Reproduce every one of the following items verbatim, line for line.

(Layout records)

[Begin]

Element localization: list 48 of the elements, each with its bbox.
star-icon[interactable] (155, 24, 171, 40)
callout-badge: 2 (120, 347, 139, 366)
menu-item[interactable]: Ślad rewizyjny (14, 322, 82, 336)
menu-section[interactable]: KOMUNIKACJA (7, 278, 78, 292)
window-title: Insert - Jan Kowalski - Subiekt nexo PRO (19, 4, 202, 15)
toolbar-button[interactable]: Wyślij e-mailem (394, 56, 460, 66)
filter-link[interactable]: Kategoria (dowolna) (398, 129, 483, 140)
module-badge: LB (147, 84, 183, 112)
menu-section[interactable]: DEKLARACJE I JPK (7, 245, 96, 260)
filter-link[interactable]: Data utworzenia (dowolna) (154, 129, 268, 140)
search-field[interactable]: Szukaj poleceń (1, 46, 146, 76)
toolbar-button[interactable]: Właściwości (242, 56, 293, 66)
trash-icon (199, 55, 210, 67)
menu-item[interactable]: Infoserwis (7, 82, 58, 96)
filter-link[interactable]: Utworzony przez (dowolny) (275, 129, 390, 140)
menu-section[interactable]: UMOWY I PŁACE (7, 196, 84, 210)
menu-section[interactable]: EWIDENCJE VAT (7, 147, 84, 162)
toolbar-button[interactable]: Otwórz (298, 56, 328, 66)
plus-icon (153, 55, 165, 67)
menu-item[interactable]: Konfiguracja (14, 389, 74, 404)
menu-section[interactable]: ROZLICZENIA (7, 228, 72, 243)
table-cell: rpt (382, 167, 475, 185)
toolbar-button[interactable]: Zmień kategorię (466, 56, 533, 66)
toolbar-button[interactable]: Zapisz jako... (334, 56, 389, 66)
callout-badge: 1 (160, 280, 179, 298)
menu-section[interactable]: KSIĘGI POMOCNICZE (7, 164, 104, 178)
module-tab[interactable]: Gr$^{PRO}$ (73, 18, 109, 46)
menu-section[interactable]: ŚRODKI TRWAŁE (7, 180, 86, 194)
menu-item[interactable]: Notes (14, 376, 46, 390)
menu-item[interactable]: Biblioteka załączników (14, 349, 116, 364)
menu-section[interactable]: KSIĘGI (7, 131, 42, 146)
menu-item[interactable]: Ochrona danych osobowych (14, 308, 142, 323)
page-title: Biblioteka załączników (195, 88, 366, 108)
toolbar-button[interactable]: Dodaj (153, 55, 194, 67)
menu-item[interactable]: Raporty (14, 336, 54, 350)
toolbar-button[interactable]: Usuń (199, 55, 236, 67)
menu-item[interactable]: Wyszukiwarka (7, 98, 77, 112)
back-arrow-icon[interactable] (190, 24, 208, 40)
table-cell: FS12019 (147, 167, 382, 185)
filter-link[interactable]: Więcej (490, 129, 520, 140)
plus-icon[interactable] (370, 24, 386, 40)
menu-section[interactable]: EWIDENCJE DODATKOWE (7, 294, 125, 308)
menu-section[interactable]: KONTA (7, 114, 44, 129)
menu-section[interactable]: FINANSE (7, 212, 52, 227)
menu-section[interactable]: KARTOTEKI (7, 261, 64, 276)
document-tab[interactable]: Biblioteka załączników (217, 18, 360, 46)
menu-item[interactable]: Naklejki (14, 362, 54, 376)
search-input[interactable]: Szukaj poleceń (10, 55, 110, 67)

[End]

Result of this exercise:
Element localization: list 48 of the elements, each with its bbox.
star-icon[interactable] (155, 24, 171, 40)
callout-badge: 2 (120, 347, 139, 366)
menu-item[interactable]: Ślad rewizyjny (14, 322, 82, 336)
menu-section[interactable]: KOMUNIKACJA (7, 278, 78, 292)
window-title: Insert - Jan Kowalski - Subiekt nexo PRO (19, 4, 202, 15)
toolbar-button[interactable]: Wyślij e-mailem (394, 56, 460, 66)
filter-link[interactable]: Kategoria (dowolna) (398, 129, 483, 140)
module-badge: LB (147, 84, 183, 112)
menu-section[interactable]: DEKLARACJE I JPK (7, 245, 96, 260)
filter-link[interactable]: Data utworzenia (dowolna) (154, 129, 268, 140)
search-field[interactable]: Szukaj poleceń (1, 46, 146, 76)
toolbar-button[interactable]: Właściwości (242, 56, 293, 66)
trash-icon (199, 55, 210, 67)
menu-item[interactable]: Infoserwis (7, 82, 58, 96)
filter-link[interactable]: Utworzony przez (dowolny) (275, 129, 390, 140)
menu-section[interactable]: UMOWY I PŁACE (7, 196, 84, 210)
menu-section[interactable]: EWIDENCJE VAT (7, 147, 84, 162)
toolbar-button[interactable]: Otwórz (298, 56, 328, 66)
plus-icon (153, 55, 165, 67)
menu-item[interactable]: Konfiguracja (14, 389, 74, 404)
menu-section[interactable]: ROZLICZENIA (7, 228, 72, 243)
table-cell: rpt (382, 167, 475, 185)
toolbar-button[interactable]: Zmień kategorię (466, 56, 533, 66)
toolbar-button[interactable]: Zapisz jako... (334, 56, 389, 66)
callout-badge: 1 (160, 280, 179, 298)
menu-section[interactable]: KSIĘGI POMOCNICZE (7, 164, 104, 178)
module-tab[interactable]: Gr$^{PRO}$ (73, 18, 109, 46)
menu-section[interactable]: ŚRODKI TRWAŁE (7, 180, 86, 194)
menu-item[interactable]: Notes (14, 376, 46, 390)
menu-item[interactable]: Biblioteka załączników (14, 349, 116, 364)
menu-section[interactable]: KSIĘGI (7, 131, 42, 146)
menu-item[interactable]: Ochrona danych osobowych (14, 308, 142, 323)
page-title: Biblioteka załączników (195, 88, 366, 108)
toolbar-button[interactable]: Dodaj (153, 55, 194, 67)
menu-item[interactable]: Raporty (14, 336, 54, 350)
toolbar-button[interactable]: Usuń (199, 55, 236, 67)
menu-item[interactable]: Wyszukiwarka (7, 98, 77, 112)
back-arrow-icon[interactable] (190, 24, 208, 40)
table-cell: FS12019 (147, 167, 382, 185)
filter-link[interactable]: Więcej (490, 129, 520, 140)
plus-icon[interactable] (370, 24, 386, 40)
menu-section[interactable]: EWIDENCJE DODATKOWE (7, 294, 125, 308)
menu-section[interactable]: KONTA (7, 114, 44, 129)
menu-section[interactable]: FINANSE (7, 212, 52, 227)
menu-section[interactable]: KARTOTEKI (7, 261, 64, 276)
document-tab[interactable]: Biblioteka załączników (217, 18, 360, 46)
menu-item[interactable]: Naklejki (14, 362, 54, 376)
search-input[interactable]: Szukaj poleceń (10, 55, 110, 67)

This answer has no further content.